# EXERCISE AIM
Write out the items below word for word, from the line with "List all visible" up to and including the line with "window-header-controls: Ctrl .SPX, Trade". Leave the pictures out of your answer.

# MATERIAL FOR THIS EXERCISE
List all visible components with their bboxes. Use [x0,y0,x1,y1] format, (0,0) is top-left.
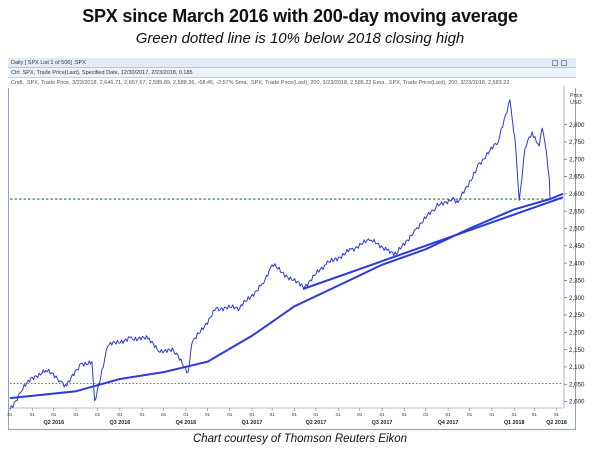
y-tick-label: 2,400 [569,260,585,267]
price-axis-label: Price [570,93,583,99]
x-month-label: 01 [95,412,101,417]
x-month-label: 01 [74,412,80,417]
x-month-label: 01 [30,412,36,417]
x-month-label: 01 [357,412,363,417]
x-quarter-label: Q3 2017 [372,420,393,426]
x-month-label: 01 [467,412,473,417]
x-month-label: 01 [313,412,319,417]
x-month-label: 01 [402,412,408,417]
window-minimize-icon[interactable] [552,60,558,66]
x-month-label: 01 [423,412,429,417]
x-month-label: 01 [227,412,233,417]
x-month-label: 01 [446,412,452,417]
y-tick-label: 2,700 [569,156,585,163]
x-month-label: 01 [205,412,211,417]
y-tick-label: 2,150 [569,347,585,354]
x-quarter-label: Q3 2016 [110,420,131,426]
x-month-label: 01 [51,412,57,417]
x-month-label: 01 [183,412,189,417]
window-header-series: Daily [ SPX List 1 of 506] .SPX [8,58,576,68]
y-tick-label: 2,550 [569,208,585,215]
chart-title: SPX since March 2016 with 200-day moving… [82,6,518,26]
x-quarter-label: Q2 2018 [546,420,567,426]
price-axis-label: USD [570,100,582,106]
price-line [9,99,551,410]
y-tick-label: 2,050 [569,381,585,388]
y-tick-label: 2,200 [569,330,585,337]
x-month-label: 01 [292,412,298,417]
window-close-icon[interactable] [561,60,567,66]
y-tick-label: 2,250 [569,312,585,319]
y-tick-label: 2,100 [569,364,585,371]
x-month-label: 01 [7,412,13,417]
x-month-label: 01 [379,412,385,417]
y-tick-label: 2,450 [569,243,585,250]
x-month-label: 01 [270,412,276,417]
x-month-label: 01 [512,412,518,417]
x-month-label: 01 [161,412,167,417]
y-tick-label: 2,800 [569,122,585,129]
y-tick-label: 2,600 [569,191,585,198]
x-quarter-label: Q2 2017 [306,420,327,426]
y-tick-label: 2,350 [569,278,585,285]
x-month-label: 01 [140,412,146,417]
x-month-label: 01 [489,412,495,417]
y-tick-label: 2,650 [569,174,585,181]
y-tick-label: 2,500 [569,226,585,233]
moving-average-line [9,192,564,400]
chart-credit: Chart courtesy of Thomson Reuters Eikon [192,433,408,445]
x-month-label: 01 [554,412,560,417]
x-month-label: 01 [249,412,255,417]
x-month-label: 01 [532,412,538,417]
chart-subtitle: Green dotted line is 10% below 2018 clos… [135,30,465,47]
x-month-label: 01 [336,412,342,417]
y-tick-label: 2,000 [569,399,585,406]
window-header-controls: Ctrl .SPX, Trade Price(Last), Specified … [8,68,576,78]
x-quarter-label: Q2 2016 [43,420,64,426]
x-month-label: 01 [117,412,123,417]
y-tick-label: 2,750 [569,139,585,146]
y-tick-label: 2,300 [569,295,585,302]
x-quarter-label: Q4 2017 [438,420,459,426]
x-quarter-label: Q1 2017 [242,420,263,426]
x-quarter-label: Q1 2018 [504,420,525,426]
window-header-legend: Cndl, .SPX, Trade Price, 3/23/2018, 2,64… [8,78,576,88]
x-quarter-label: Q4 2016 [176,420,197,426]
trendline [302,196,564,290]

* * *

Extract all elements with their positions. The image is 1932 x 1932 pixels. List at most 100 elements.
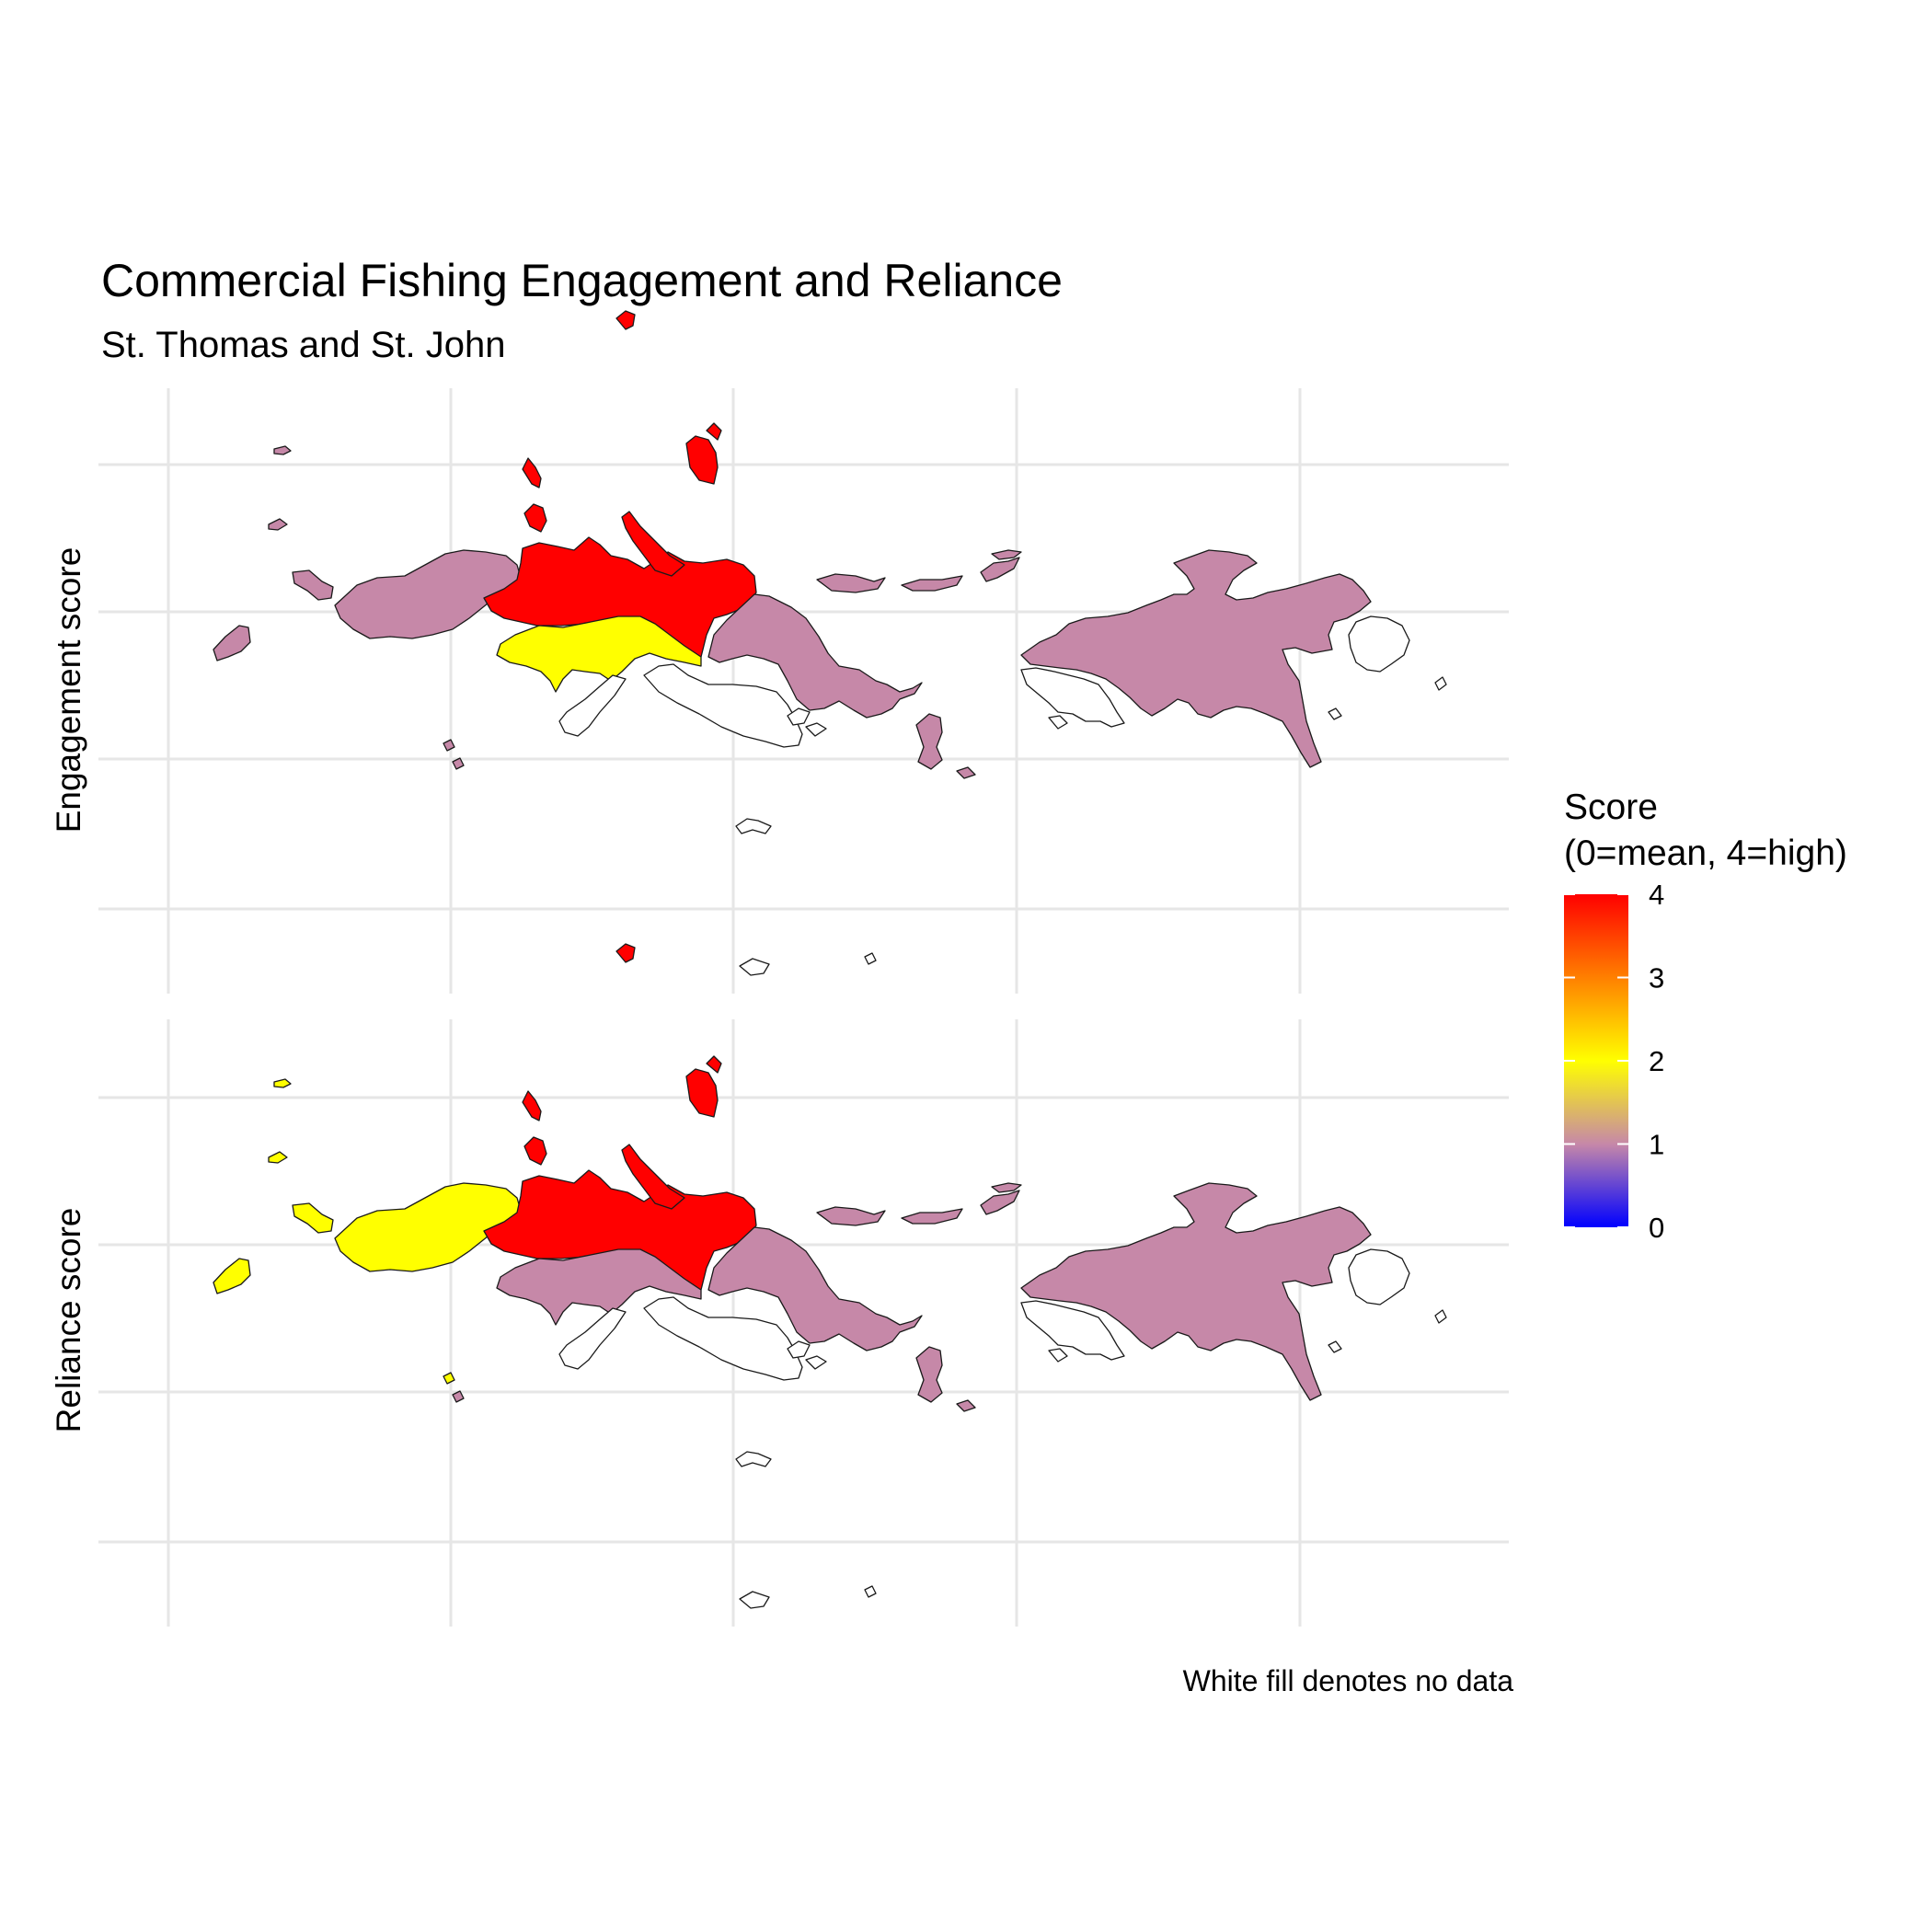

# ANSWER BELOW
List all visible components with their bboxes. Use [x0,y0,x1,y1] format, (0,0) is top-left.
y-tick-label: 2,400 [569,260,585,267]
price-axis-label: Price [570,93,583,99]
x-month-label: 01 [95,412,101,417]
x-month-label: 01 [74,412,80,417]
x-month-label: 01 [30,412,36,417]
x-month-label: 01 [357,412,363,417]
x-quarter-label: Q3 2017 [372,420,393,426]
x-month-label: 01 [467,412,473,417]
x-month-label: 01 [313,412,319,417]
x-month-label: 01 [402,412,408,417]
window-minimize-icon[interactable] [552,60,558,66]
x-month-label: 01 [423,412,429,417]
x-month-label: 01 [227,412,233,417]
x-month-label: 01 [446,412,452,417]
y-tick-label: 2,700 [569,156,585,163]
x-month-label: 01 [205,412,211,417]
y-tick-label: 2,150 [569,347,585,354]
x-quarter-label: Q3 2016 [110,420,131,426]
x-month-label: 01 [51,412,57,417]
x-month-label: 01 [183,412,189,417]
window-header-series: Daily [ SPX List 1 of 506] .SPX [8,58,576,68]
y-tick-label: 2,550 [569,208,585,215]
chart-title: SPX since March 2016 with 200-day moving… [82,6,518,26]
x-quarter-label: Q2 2018 [546,420,567,426]
price-axis-label: USD [570,100,582,106]
price-line [9,99,551,410]
y-tick-label: 2,050 [569,381,585,388]
y-tick-label: 2,200 [569,330,585,337]
x-month-label: 01 [292,412,298,417]
window-close-icon[interactable] [561,60,567,66]
y-tick-label: 2,250 [569,312,585,319]
y-tick-label: 2,100 [569,364,585,371]
x-month-label: 01 [7,412,13,417]
x-month-label: 01 [379,412,385,417]
y-tick-label: 2,450 [569,243,585,250]
x-month-label: 01 [270,412,276,417]
x-month-label: 01 [512,412,518,417]
x-month-label: 01 [161,412,167,417]
y-tick-label: 2,800 [569,122,585,129]
y-tick-label: 2,600 [569,191,585,198]
x-quarter-label: Q2 2017 [306,420,327,426]
y-tick-label: 2,350 [569,278,585,285]
x-month-label: 01 [140,412,146,417]
x-month-label: 01 [489,412,495,417]
y-tick-label: 2,650 [569,174,585,181]
y-tick-label: 2,500 [569,226,585,233]
moving-average-line [9,192,564,400]
chart-credit: Chart courtesy of Thomson Reuters Eikon [192,433,408,445]
x-month-label: 01 [554,412,560,417]
x-month-label: 01 [249,412,255,417]
x-month-label: 01 [532,412,538,417]
chart-subtitle: Green dotted line is 10% below 2018 clos… [135,30,465,47]
x-month-label: 01 [336,412,342,417]
y-tick-label: 2,000 [569,399,585,406]
window-header-controls: Ctrl .SPX, Trade Price(Last), Specified … [8,68,576,78]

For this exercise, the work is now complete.